# WHAT YOU ARE ASKED TO DO
Search the material for "query" and show all lines that contain it.

# TASK MATERIAL
****************

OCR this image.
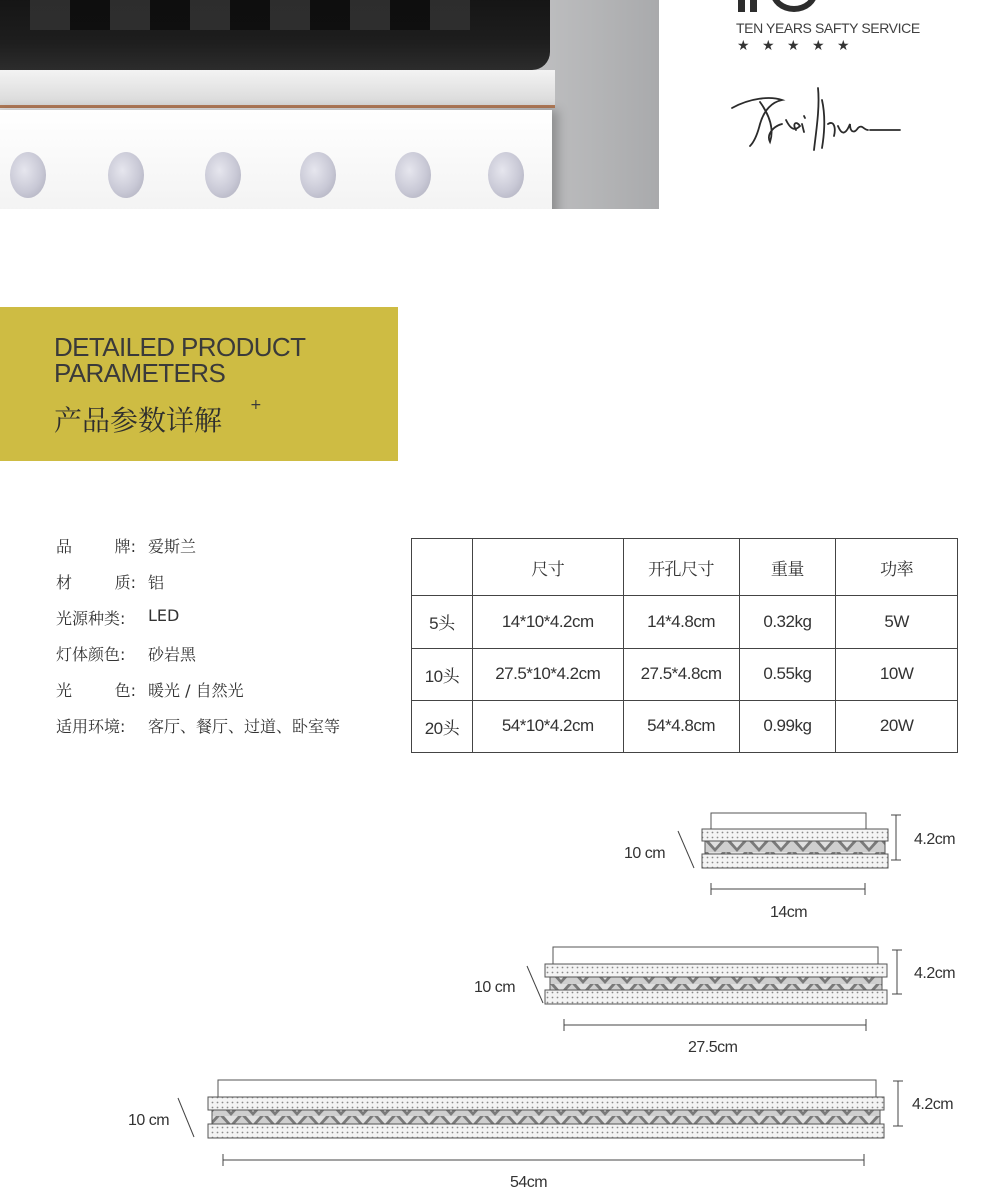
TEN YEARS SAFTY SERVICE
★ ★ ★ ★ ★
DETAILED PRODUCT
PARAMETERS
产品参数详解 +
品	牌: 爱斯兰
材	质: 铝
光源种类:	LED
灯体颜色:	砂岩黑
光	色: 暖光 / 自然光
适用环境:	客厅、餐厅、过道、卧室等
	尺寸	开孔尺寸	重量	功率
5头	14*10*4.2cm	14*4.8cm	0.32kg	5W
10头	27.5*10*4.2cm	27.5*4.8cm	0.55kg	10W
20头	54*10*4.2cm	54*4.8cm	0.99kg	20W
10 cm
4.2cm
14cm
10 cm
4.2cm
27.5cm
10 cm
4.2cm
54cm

****************

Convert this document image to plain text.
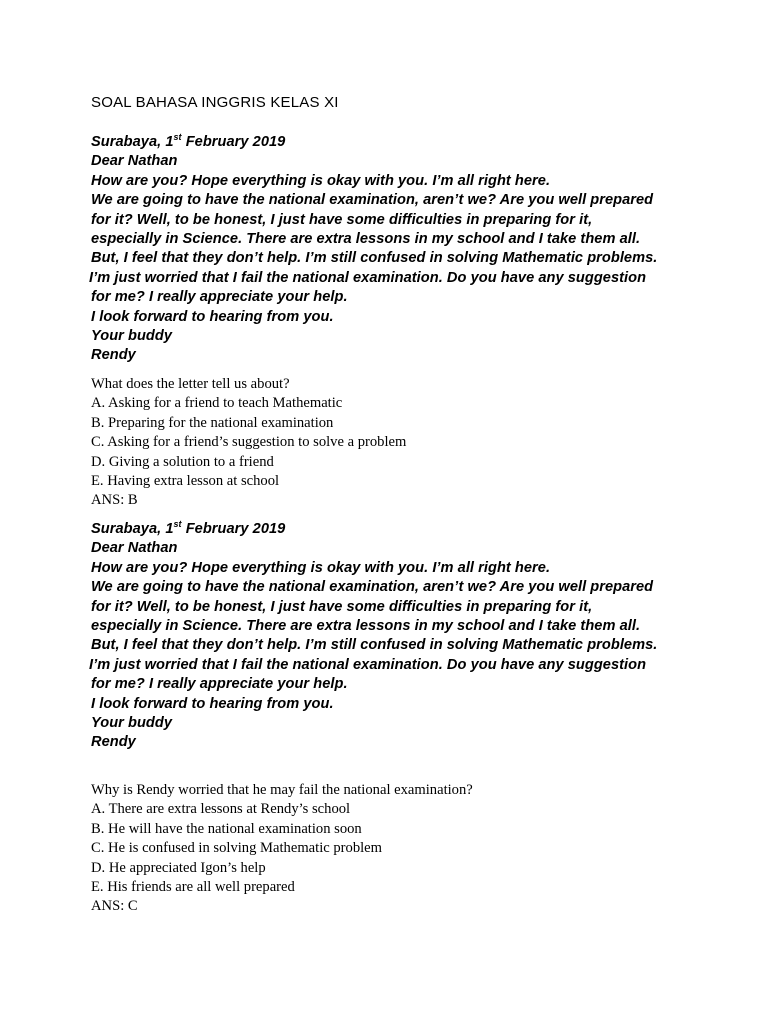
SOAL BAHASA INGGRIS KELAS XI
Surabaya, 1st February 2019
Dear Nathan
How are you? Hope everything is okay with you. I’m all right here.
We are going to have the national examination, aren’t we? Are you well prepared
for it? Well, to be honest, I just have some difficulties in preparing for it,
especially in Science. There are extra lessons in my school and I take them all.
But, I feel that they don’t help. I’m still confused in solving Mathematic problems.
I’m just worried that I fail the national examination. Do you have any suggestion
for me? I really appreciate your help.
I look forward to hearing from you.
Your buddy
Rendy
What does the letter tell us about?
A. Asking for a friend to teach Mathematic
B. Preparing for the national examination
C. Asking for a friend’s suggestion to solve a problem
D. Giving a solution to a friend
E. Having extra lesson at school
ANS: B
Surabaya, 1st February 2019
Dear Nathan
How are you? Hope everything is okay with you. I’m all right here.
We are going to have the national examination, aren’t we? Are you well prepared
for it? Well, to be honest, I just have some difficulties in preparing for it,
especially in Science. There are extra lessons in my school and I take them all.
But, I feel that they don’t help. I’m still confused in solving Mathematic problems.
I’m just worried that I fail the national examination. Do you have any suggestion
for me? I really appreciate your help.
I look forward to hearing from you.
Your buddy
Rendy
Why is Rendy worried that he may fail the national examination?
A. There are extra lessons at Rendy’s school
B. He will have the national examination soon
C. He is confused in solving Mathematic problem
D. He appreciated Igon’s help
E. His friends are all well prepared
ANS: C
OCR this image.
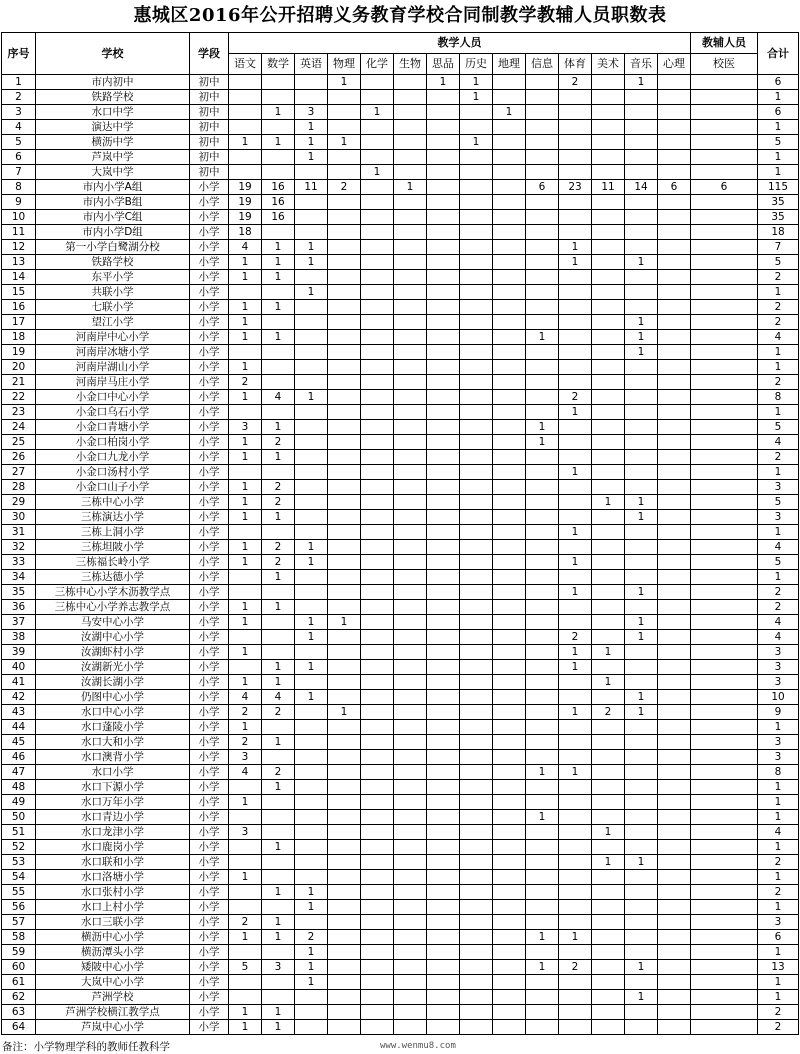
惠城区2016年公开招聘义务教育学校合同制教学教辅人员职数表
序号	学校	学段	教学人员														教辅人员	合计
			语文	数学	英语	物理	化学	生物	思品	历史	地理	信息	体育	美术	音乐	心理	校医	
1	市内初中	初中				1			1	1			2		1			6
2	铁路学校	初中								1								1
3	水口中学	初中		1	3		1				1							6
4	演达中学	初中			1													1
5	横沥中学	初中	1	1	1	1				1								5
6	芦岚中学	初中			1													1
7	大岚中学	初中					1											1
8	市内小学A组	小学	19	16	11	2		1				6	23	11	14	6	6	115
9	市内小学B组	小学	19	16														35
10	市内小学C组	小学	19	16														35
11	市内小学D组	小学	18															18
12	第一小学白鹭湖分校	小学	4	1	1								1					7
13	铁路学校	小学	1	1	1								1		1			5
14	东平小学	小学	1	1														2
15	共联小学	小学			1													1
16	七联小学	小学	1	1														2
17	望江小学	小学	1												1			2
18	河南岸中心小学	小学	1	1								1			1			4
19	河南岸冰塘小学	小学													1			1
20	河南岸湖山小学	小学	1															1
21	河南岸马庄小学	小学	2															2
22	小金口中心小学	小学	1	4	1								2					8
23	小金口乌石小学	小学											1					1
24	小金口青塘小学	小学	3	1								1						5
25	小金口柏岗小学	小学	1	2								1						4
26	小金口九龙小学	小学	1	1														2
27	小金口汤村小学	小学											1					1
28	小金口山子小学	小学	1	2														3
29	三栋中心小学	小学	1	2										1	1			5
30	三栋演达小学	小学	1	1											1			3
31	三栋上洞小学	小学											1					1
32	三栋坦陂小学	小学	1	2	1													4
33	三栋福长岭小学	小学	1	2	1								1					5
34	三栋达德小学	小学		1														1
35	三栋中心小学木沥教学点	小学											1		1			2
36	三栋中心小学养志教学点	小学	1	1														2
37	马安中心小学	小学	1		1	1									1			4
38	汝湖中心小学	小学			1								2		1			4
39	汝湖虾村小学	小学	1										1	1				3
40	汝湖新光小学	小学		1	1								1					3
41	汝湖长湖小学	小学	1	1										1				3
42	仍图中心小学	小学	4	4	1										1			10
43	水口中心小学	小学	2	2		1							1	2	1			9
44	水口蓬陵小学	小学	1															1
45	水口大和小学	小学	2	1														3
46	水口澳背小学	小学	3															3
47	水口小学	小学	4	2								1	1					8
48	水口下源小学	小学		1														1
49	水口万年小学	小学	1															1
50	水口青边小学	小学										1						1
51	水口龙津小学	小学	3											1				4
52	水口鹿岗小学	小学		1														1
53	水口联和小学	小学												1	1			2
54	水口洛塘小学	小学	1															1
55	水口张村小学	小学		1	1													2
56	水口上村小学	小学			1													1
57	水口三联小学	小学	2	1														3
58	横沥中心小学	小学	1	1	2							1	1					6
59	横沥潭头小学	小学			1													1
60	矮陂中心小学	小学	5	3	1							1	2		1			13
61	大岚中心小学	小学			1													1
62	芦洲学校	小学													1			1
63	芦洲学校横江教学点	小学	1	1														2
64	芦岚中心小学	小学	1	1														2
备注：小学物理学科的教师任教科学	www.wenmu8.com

****************

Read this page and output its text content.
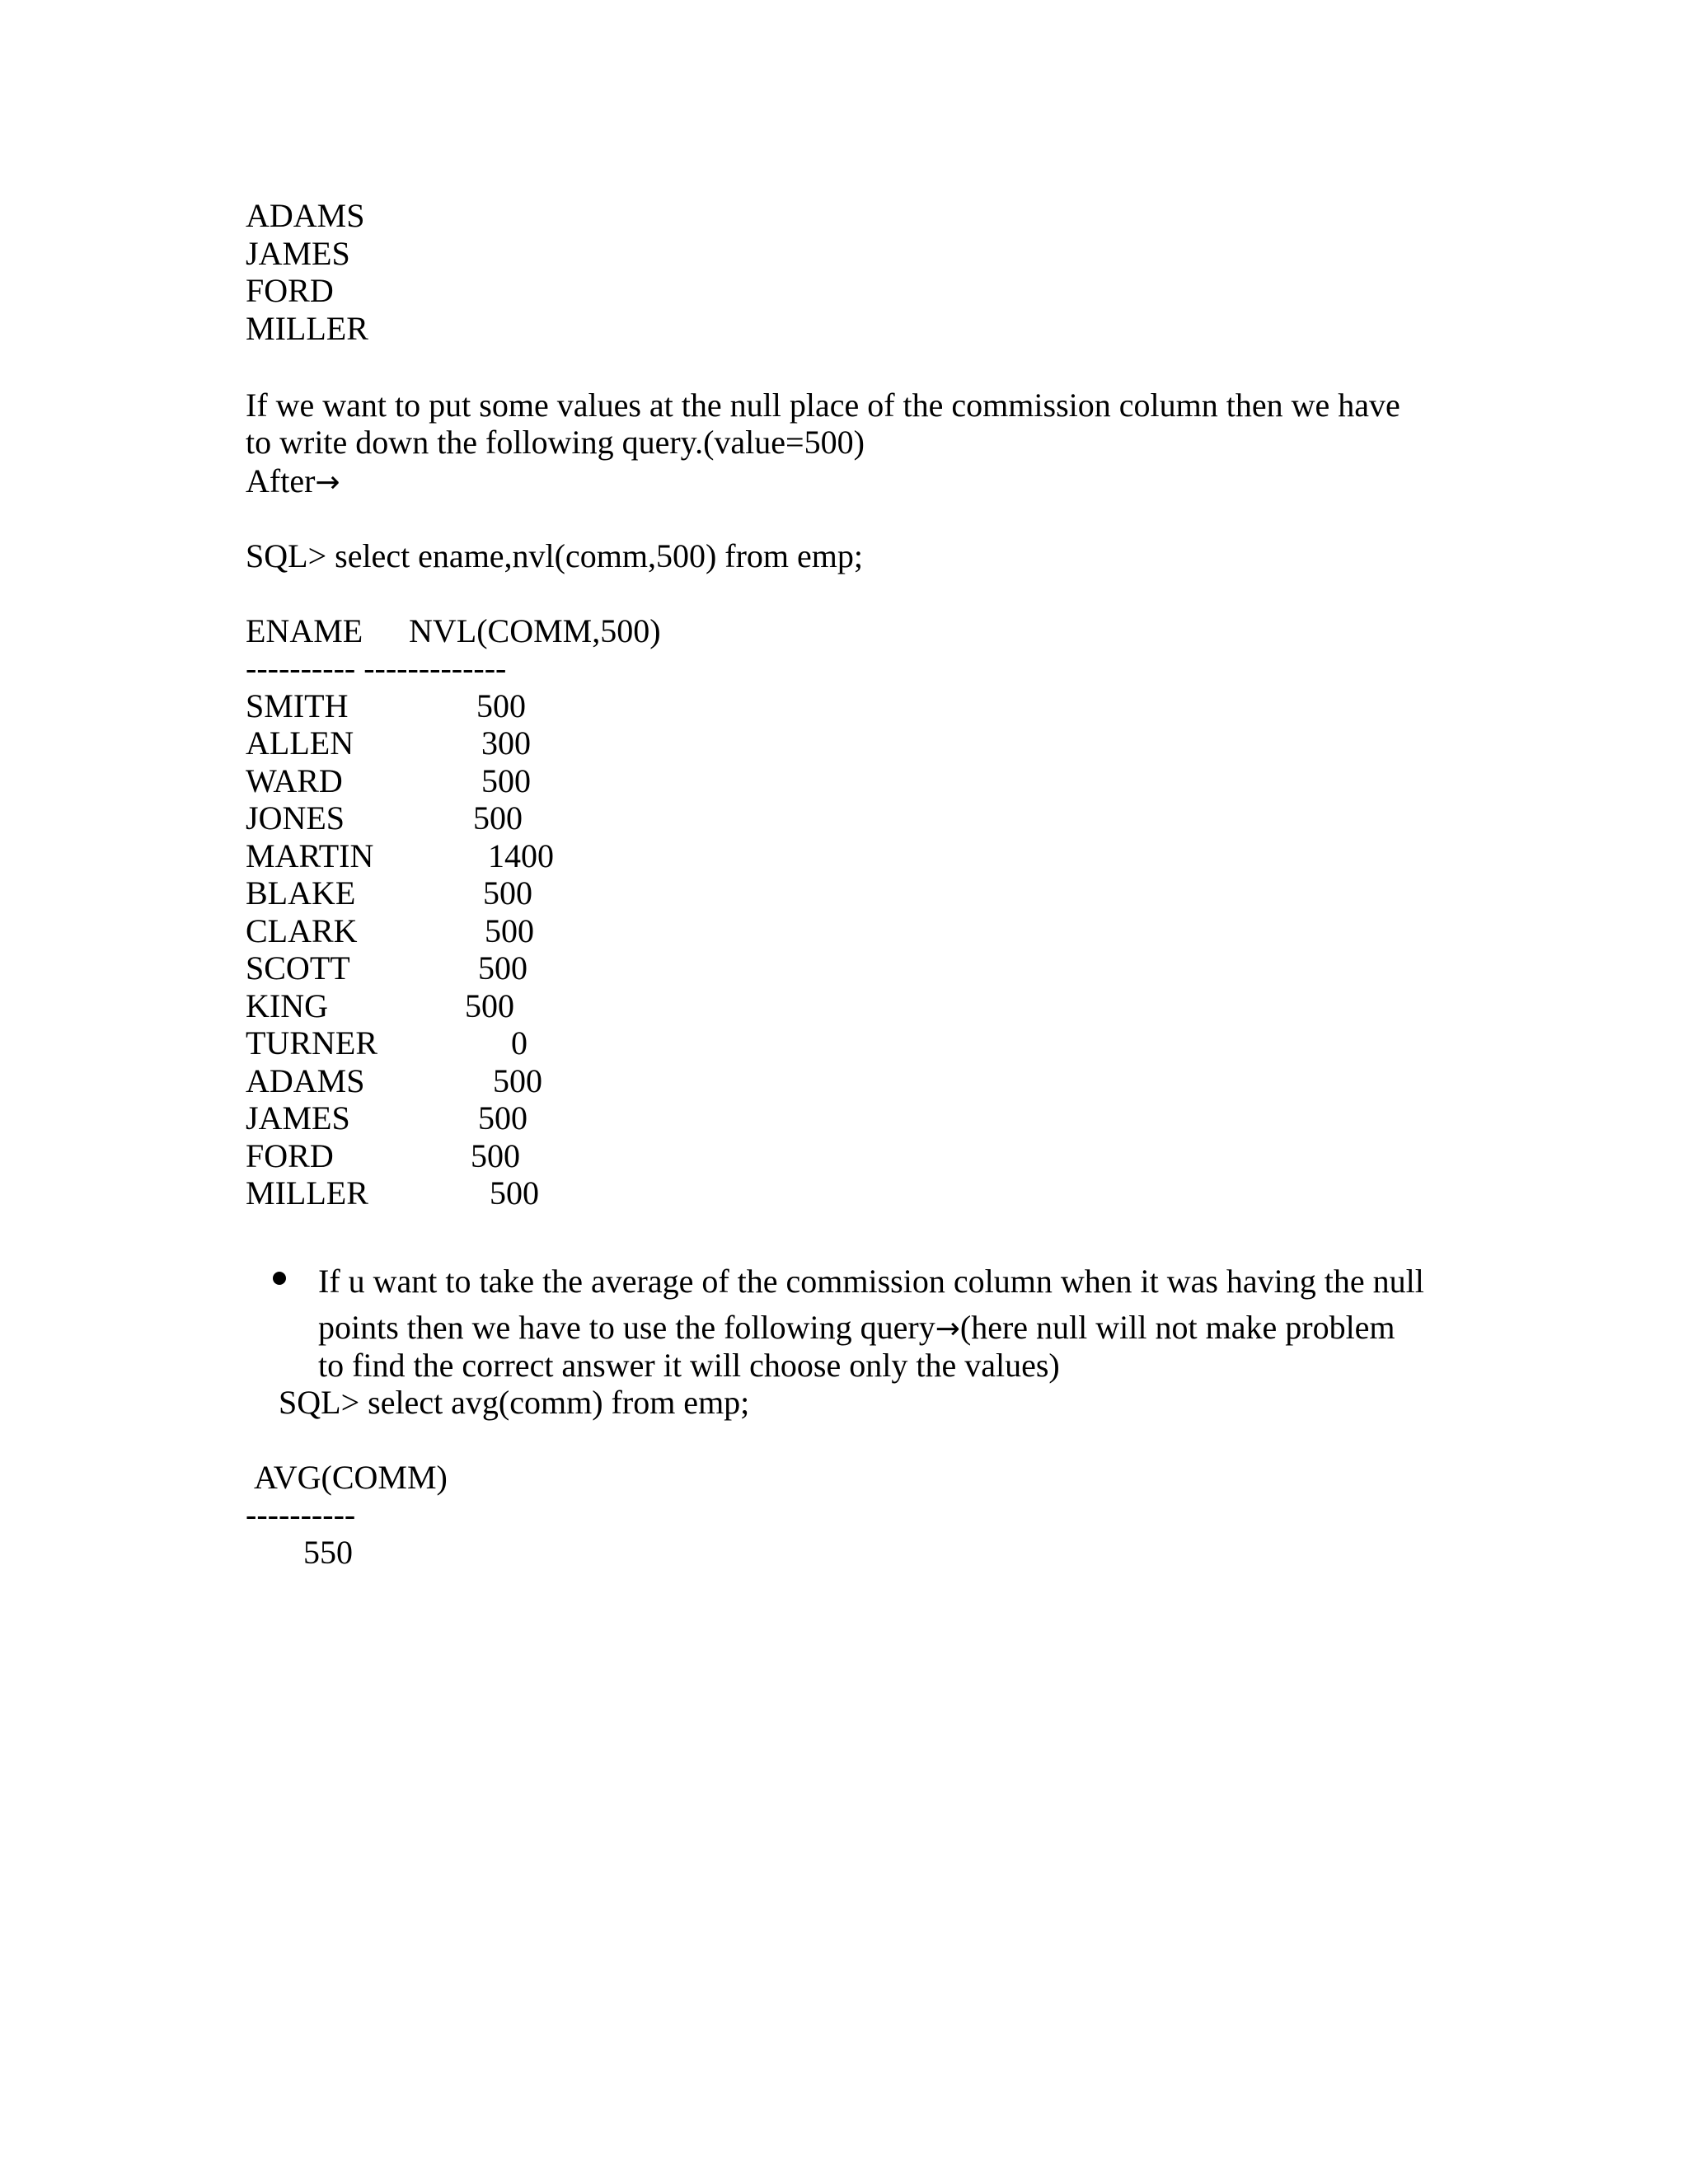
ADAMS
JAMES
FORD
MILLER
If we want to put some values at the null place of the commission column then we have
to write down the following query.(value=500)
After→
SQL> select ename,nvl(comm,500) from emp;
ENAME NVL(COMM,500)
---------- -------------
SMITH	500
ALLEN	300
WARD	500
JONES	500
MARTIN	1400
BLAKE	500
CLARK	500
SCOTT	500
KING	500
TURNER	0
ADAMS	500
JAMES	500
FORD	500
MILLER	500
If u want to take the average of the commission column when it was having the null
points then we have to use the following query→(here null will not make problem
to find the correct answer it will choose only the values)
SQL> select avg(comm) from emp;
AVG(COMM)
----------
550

****************

# FULL ANSWER
to write down the following query.(value=500)
points then we have to use the following query→(here null will not make problem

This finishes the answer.